### EXERCISE DESCRIPTION
In the material below, find each line holding the string "Dépistage" and copy it.

### ITEMS
<<<<
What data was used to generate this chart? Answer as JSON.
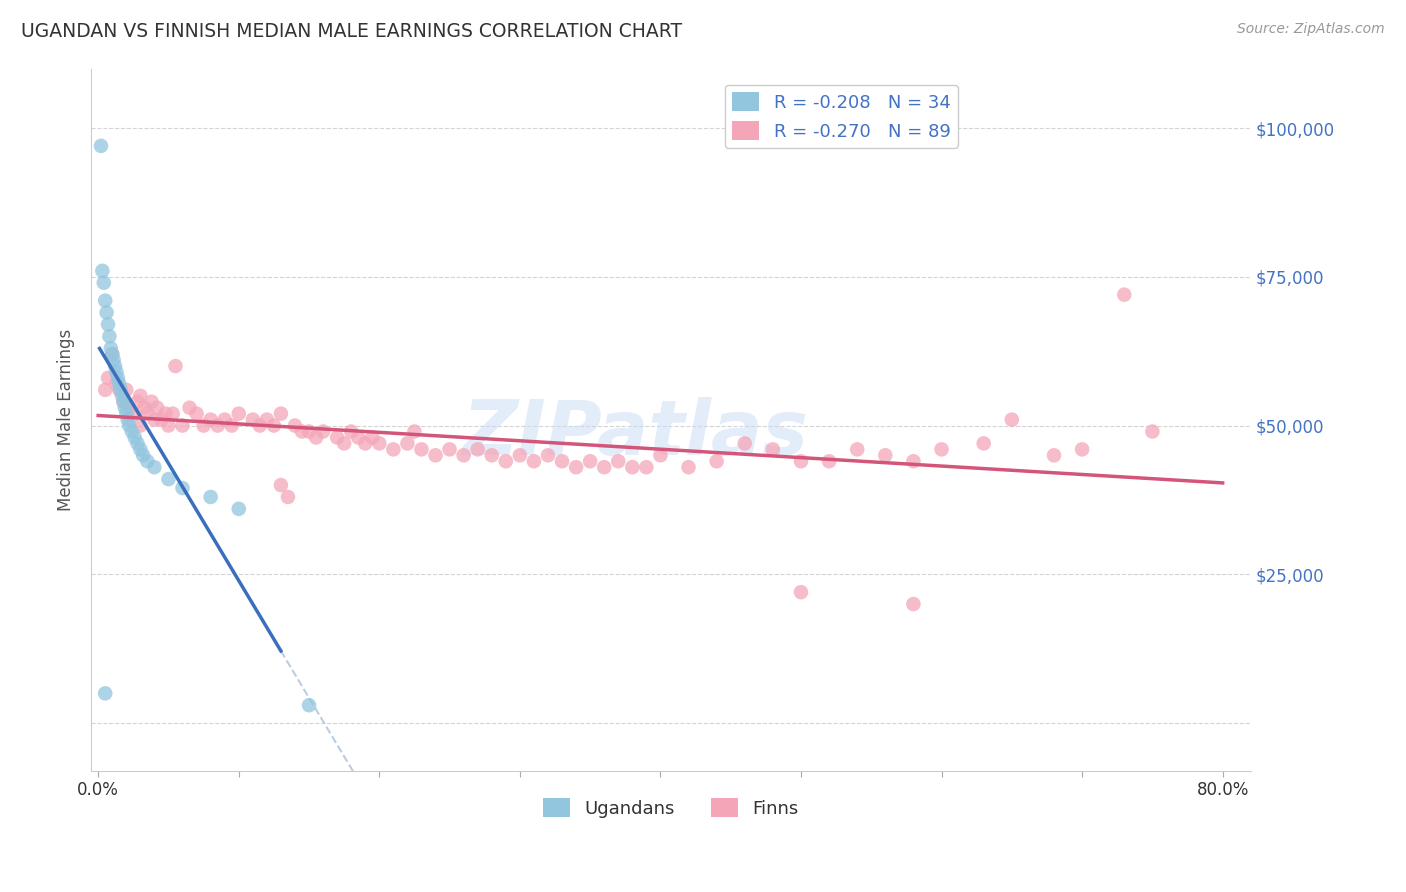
{
  "title": "UGANDAN VS FINNISH MEDIAN MALE EARNINGS CORRELATION CHART",
  "source": "Source: ZipAtlas.com",
  "ylabel": "Median Male Earnings",
  "legend_blue_label": "R = -0.208   N = 34",
  "legend_pink_label": "R = -0.270   N = 89",
  "legend_bottom_ugandans": "Ugandans",
  "legend_bottom_finns": "Finns",
  "watermark": "ZIPatlas",
  "blue_color": "#92c5de",
  "pink_color": "#f4a6b8",
  "blue_line_color": "#3a6fbe",
  "pink_line_color": "#d4557a",
  "dashed_line_color": "#b0c4de",
  "axis_label_color": "#4472c4",
  "ugandan_x": [
    0.002,
    0.003,
    0.004,
    0.005,
    0.006,
    0.007,
    0.008,
    0.009,
    0.01,
    0.011,
    0.012,
    0.013,
    0.014,
    0.015,
    0.016,
    0.017,
    0.018,
    0.019,
    0.02,
    0.021,
    0.022,
    0.024,
    0.026,
    0.028,
    0.03,
    0.032,
    0.035,
    0.04,
    0.05,
    0.06,
    0.08,
    0.1,
    0.005,
    0.15
  ],
  "ugandan_y": [
    97000,
    76000,
    74000,
    71000,
    69000,
    67000,
    65000,
    63000,
    62000,
    61000,
    60000,
    59000,
    58000,
    57000,
    56000,
    55000,
    54000,
    53000,
    52000,
    51000,
    50000,
    49000,
    48000,
    47000,
    46000,
    45000,
    44000,
    43000,
    41000,
    39500,
    38000,
    36000,
    5000,
    3000
  ],
  "finn_x": [
    0.005,
    0.007,
    0.01,
    0.013,
    0.015,
    0.018,
    0.02,
    0.022,
    0.025,
    0.028,
    0.03,
    0.033,
    0.035,
    0.038,
    0.04,
    0.042,
    0.045,
    0.048,
    0.05,
    0.053,
    0.055,
    0.06,
    0.065,
    0.07,
    0.075,
    0.08,
    0.085,
    0.09,
    0.095,
    0.1,
    0.11,
    0.115,
    0.12,
    0.125,
    0.13,
    0.135,
    0.14,
    0.145,
    0.15,
    0.155,
    0.16,
    0.17,
    0.175,
    0.18,
    0.185,
    0.19,
    0.195,
    0.2,
    0.21,
    0.22,
    0.225,
    0.23,
    0.24,
    0.25,
    0.26,
    0.27,
    0.28,
    0.29,
    0.3,
    0.31,
    0.32,
    0.33,
    0.34,
    0.35,
    0.36,
    0.37,
    0.38,
    0.39,
    0.4,
    0.42,
    0.44,
    0.46,
    0.48,
    0.5,
    0.52,
    0.54,
    0.56,
    0.58,
    0.6,
    0.63,
    0.65,
    0.68,
    0.7,
    0.73,
    0.75,
    0.03,
    0.5,
    0.58,
    0.13
  ],
  "finn_y": [
    56000,
    58000,
    62000,
    57000,
    56000,
    54000,
    56000,
    53000,
    52000,
    54000,
    55000,
    53000,
    52000,
    54000,
    51000,
    53000,
    51000,
    52000,
    50000,
    52000,
    60000,
    50000,
    53000,
    52000,
    50000,
    51000,
    50000,
    51000,
    50000,
    52000,
    51000,
    50000,
    51000,
    50000,
    40000,
    38000,
    50000,
    49000,
    49000,
    48000,
    49000,
    48000,
    47000,
    49000,
    48000,
    47000,
    48000,
    47000,
    46000,
    47000,
    49000,
    46000,
    45000,
    46000,
    45000,
    46000,
    45000,
    44000,
    45000,
    44000,
    45000,
    44000,
    43000,
    44000,
    43000,
    44000,
    43000,
    43000,
    45000,
    43000,
    44000,
    47000,
    46000,
    44000,
    44000,
    46000,
    45000,
    44000,
    46000,
    47000,
    51000,
    45000,
    46000,
    72000,
    49000,
    50000,
    22000,
    20000,
    52000
  ],
  "xlim": [
    -0.005,
    0.82
  ],
  "ylim": [
    -8000,
    110000
  ],
  "ytick_vals": [
    0,
    25000,
    50000,
    75000,
    100000
  ],
  "xtick_vals": [
    0.0,
    0.1,
    0.2,
    0.3,
    0.4,
    0.5,
    0.6,
    0.7,
    0.8
  ]
}
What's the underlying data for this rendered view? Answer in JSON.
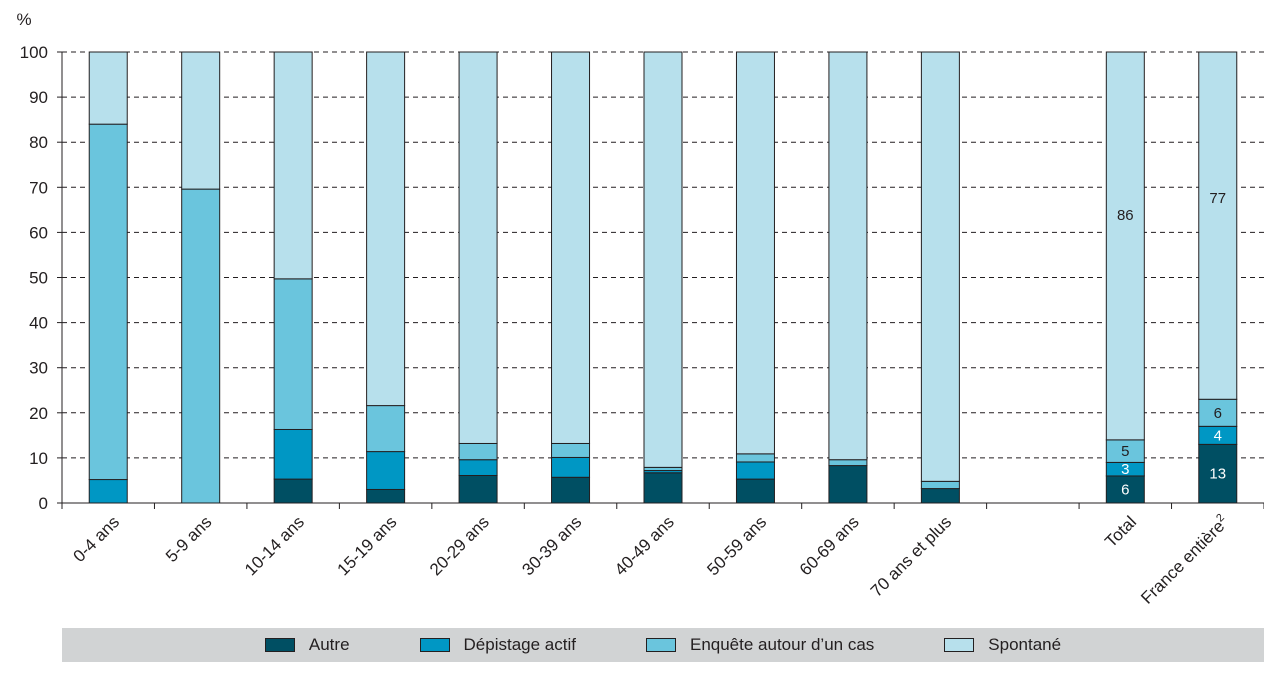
{
  "chart_data": {
    "type": "bar",
    "stacked": true,
    "y_unit": "%",
    "ylim": [
      0,
      100
    ],
    "yticks": [
      0,
      10,
      20,
      30,
      40,
      50,
      60,
      70,
      80,
      90,
      100
    ],
    "grid": "horizontal dashed",
    "legend_position": "bottom",
    "categories": [
      "0-4 ans",
      "5-9 ans",
      "10-14 ans",
      "15-19 ans",
      "20-29 ans",
      "30-39 ans",
      "40-49 ans",
      "50-59 ans",
      "60-69 ans",
      "70 ans et plus",
      "",
      "Total",
      "France entière"
    ],
    "footnote_marks": {
      "12": "2"
    },
    "series": [
      {
        "name": "Autre",
        "color": "#004f63",
        "values": [
          0,
          0,
          5.3,
          3,
          6.1,
          5.7,
          6.7,
          5.3,
          8.3,
          3.2,
          null,
          6,
          13
        ]
      },
      {
        "name": "Dépistage actif",
        "color": "#0097c4",
        "values": [
          5.2,
          0,
          11,
          8.4,
          3.5,
          4.4,
          0.5,
          3.8,
          0,
          0,
          null,
          3,
          4
        ]
      },
      {
        "name": "Enquête autour d'un cas",
        "color": "#6ac5dd",
        "values": [
          78.8,
          69.6,
          33.4,
          10.2,
          3.6,
          3.1,
          0.7,
          1.8,
          1.3,
          1.6,
          null,
          5,
          6
        ]
      },
      {
        "name": "Spontané",
        "color": "#b7e0ec",
        "values": [
          16,
          30.4,
          50.3,
          78.4,
          86.8,
          86.8,
          92.1,
          89.1,
          90.4,
          95.2,
          null,
          86,
          77
        ]
      }
    ],
    "data_labels": [
      {
        "category": "Total",
        "series": "Autre",
        "text": "6",
        "color": "#ffffff"
      },
      {
        "category": "Total",
        "series": "Dépistage actif",
        "text": "3",
        "color": "#ffffff"
      },
      {
        "category": "Total",
        "series": "Enquête autour d'un cas",
        "text": "5",
        "color": "#231f20"
      },
      {
        "category": "Total",
        "series": "Spontané",
        "text": "86",
        "color": "#231f20"
      },
      {
        "category": "France entière",
        "series": "Autre",
        "text": "13",
        "color": "#ffffff"
      },
      {
        "category": "France entière",
        "series": "Dépistage actif",
        "text": "4",
        "color": "#ffffff"
      },
      {
        "category": "France entière",
        "series": "Enquête autour d'un cas",
        "text": "6",
        "color": "#231f20"
      },
      {
        "category": "France entière",
        "series": "Spontané",
        "text": "77",
        "color": "#231f20"
      }
    ]
  },
  "legend": {
    "items": [
      {
        "label": "Autre",
        "color": "#004f63"
      },
      {
        "label": "Dépistage actif",
        "color": "#0097c4"
      },
      {
        "label": "Enquête autour d’un cas",
        "color": "#6ac5dd"
      },
      {
        "label": "Spontané",
        "color": "#b7e0ec"
      }
    ]
  }
}
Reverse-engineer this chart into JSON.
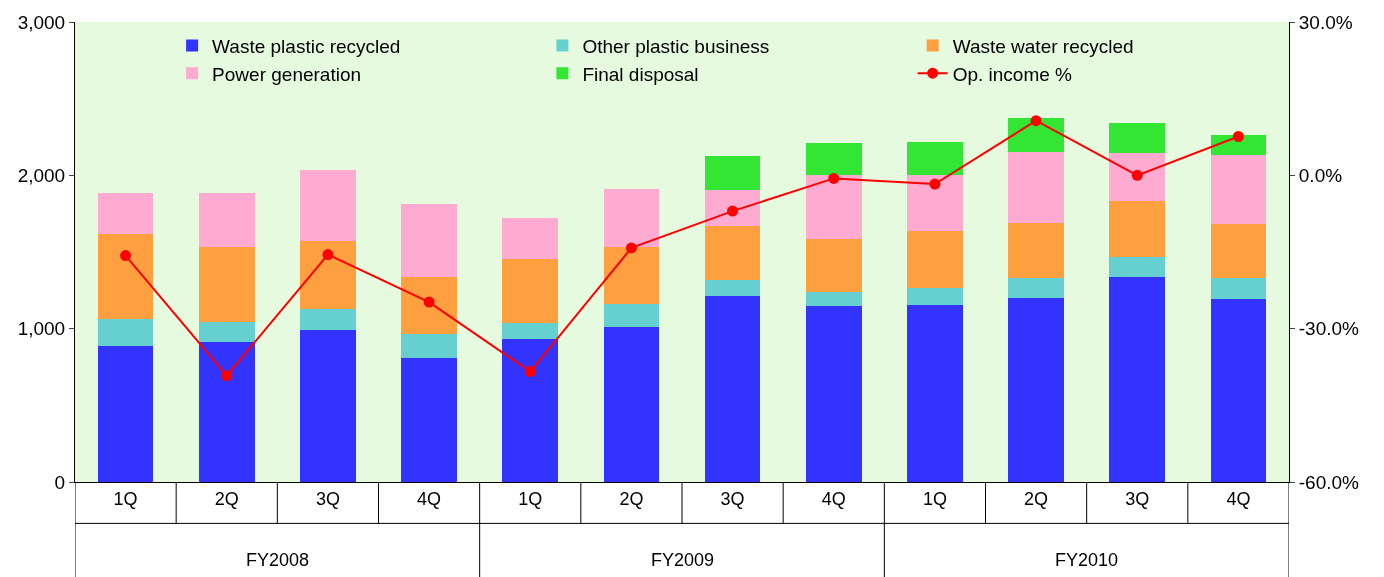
{
  "chart_data": {
    "type": "bar",
    "stacked": true,
    "categories": [
      "1Q",
      "2Q",
      "3Q",
      "4Q",
      "1Q",
      "2Q",
      "3Q",
      "4Q",
      "1Q",
      "2Q",
      "3Q",
      "4Q"
    ],
    "annotations": [
      "FY2008",
      "FY2009",
      "FY2010"
    ],
    "series": [
      {
        "name": "Waste plastic recycled",
        "color": "#3333ff",
        "values": [
          885,
          910,
          990,
          810,
          935,
          1010,
          1210,
          1145,
          1155,
          1200,
          1340,
          1195
        ]
      },
      {
        "name": "Other plastic business",
        "color": "#66d0d0",
        "values": [
          175,
          135,
          140,
          155,
          105,
          150,
          105,
          95,
          110,
          130,
          125,
          135
        ]
      },
      {
        "name": "Waste water recycled",
        "color": "#ffa040",
        "values": [
          555,
          485,
          440,
          375,
          415,
          375,
          355,
          345,
          375,
          360,
          365,
          355
        ]
      },
      {
        "name": "Power generation",
        "color": "#ffaad0",
        "values": [
          270,
          355,
          465,
          470,
          265,
          375,
          235,
          420,
          360,
          465,
          315,
          445
        ]
      },
      {
        "name": "Final disposal",
        "color": "#33e633",
        "values": [
          0,
          0,
          0,
          0,
          0,
          0,
          220,
          205,
          215,
          220,
          195,
          135
        ]
      },
      {
        "name": "Op. income %",
        "type": "line",
        "axis": "y2",
        "color": "#ff0000",
        "marker": "circle",
        "values": [
          -15.7,
          -39.2,
          -15.5,
          -24.8,
          -38.4,
          -14.2,
          -7.0,
          -0.6,
          -1.7,
          10.7,
          0.0,
          7.6
        ]
      }
    ],
    "ylim": [
      0,
      3000
    ],
    "yticks": [
      0,
      {
        "value": 1000,
        "label": "1,000"
      },
      {
        "value": 2000,
        "label": "2,000"
      },
      {
        "value": 3000,
        "label": "3,000"
      }
    ],
    "y2lim": [
      -60,
      30
    ],
    "y2ticks": [
      {
        "value": -60,
        "label": "-60.0%"
      },
      {
        "value": -30,
        "label": "-30.0%"
      },
      {
        "value": 0,
        "label": "0.0%"
      },
      {
        "value": 30,
        "label": "30.0%"
      }
    ],
    "grid": false,
    "legend": "top"
  }
}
>>>>
### SOLUTION FOR THIS PROBLEM
        "name": "Dépistage actif",
        "series": "Dépistage actif",
        "series": "Dépistage actif",
        "label": "Dépistage actif",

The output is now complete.